**ACTIVITÉ**
D'après le texte sur le site de Canaan, à quelle date a été promulgué le décret présidentiel qui a déclaré la terre « d'intérêt public » ?

**TEXTE EXTRAIT**
▽

En général les camps sont érigés au sein même ou non loin des quartiers d’origine. Mais l’exemple le plus inquiétant est celui de Canaan , une zone squattérisée au Nord de Port-au-Prince, et qui du jour au lendemain est devenu le plus gros bidonville du pays.
« Canaan n’est pas reconnu comme un camp de personnes déplacées par le Gouvernement d’Haïti. La terre a été déclarée ‘d’intérêt public’ par un décret présidentiel promulgué le 22 mars 2010 et le statut de ses résidents doit encore être clarifié », affirme le Bureau de Coordination des Affaires Humanitaires de l’ONU (OCHA) dans son bulletin février-mars 2011.
Faute d’emploi, la plupart des 60 mille personnes habitant le site sont arrivés après le séisme et « beaucoup ont commencé à cultiver les terres autour de leur abri ou sur des zones inhabitées, afin de nourrir leur famille ».

△

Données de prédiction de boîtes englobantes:
▽

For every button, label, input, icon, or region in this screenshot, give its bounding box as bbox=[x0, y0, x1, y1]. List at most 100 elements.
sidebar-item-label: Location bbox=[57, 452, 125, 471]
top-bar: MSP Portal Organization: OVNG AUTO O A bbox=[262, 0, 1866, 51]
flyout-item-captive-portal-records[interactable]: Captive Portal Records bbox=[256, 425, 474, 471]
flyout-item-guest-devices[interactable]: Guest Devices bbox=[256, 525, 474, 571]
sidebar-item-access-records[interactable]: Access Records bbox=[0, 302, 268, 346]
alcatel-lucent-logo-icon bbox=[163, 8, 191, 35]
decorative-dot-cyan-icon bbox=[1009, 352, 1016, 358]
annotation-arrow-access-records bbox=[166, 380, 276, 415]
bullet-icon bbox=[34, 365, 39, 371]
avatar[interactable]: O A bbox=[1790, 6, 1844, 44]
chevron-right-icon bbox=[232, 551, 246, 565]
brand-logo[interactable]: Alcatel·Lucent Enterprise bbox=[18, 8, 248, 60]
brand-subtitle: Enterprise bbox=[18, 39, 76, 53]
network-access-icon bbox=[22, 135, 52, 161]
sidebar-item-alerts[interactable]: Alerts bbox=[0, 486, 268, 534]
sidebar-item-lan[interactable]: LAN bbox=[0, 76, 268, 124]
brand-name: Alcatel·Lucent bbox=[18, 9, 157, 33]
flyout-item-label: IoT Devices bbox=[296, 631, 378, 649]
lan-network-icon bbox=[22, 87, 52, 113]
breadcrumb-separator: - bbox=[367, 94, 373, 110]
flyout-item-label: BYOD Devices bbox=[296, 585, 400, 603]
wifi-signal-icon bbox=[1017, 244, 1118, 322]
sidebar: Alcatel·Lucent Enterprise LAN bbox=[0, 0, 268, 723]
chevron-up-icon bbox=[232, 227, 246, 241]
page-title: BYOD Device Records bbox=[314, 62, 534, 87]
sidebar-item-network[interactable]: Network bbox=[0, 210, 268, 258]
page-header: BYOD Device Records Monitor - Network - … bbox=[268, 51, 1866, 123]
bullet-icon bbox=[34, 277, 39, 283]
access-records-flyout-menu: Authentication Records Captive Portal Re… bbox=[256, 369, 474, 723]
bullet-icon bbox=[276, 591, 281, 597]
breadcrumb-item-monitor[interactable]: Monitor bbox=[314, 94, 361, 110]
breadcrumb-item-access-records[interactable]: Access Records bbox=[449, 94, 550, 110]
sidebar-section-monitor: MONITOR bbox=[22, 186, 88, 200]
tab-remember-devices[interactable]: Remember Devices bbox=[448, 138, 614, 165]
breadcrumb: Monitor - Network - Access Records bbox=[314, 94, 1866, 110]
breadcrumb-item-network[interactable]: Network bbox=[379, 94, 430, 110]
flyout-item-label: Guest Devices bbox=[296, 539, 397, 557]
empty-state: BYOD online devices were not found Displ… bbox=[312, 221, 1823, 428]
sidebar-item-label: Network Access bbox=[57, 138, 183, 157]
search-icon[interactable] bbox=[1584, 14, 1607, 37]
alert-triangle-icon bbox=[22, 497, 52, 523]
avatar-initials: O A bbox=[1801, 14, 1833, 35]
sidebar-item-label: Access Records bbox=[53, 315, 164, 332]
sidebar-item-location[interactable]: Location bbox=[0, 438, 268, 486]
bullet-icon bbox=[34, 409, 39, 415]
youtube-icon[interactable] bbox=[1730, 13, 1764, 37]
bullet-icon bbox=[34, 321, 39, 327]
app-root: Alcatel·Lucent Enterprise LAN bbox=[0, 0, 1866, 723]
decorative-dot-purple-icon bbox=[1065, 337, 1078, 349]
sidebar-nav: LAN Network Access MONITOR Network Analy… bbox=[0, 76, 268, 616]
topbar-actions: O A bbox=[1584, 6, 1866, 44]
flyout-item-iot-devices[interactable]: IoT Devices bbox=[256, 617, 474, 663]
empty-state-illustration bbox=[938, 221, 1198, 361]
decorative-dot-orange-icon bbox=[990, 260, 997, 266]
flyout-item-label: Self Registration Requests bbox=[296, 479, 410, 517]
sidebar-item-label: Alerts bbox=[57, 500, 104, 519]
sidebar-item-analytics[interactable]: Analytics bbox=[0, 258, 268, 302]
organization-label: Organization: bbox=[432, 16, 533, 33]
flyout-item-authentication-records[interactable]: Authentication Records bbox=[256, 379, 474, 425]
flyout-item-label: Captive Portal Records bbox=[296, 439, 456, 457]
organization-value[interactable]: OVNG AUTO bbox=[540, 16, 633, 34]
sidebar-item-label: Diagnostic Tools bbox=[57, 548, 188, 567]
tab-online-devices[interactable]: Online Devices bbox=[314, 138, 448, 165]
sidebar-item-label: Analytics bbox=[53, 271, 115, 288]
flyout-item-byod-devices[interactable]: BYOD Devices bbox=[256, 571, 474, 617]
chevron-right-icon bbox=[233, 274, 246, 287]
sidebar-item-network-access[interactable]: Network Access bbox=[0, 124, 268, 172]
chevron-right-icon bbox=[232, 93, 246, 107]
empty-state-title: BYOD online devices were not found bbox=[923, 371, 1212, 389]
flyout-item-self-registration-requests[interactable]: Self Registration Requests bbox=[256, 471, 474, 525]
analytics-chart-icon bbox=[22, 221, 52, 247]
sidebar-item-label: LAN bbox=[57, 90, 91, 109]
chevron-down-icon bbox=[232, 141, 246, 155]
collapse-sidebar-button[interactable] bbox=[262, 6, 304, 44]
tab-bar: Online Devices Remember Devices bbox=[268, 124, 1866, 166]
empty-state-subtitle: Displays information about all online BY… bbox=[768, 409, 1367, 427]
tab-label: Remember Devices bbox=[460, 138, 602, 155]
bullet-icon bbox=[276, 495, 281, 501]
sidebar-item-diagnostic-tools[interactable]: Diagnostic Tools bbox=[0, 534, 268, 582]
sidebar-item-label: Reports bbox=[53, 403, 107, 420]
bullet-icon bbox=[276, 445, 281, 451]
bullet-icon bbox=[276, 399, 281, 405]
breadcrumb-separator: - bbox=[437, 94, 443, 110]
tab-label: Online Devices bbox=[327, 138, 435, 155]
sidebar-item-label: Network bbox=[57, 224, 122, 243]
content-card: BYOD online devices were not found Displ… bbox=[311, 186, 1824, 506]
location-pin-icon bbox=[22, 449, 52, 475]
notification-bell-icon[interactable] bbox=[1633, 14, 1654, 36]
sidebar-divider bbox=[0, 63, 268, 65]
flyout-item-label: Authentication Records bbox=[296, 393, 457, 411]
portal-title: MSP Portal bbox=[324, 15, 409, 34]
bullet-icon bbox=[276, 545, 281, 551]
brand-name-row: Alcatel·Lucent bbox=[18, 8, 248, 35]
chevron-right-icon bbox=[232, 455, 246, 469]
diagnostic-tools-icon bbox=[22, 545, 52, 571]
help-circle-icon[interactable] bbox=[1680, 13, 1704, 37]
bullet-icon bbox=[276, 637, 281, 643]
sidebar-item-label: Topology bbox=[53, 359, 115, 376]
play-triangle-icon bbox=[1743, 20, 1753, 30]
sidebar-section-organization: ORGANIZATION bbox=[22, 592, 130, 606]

△

**RÉSULTAT DE L'EXERCICE**
Le 22 mars 2010.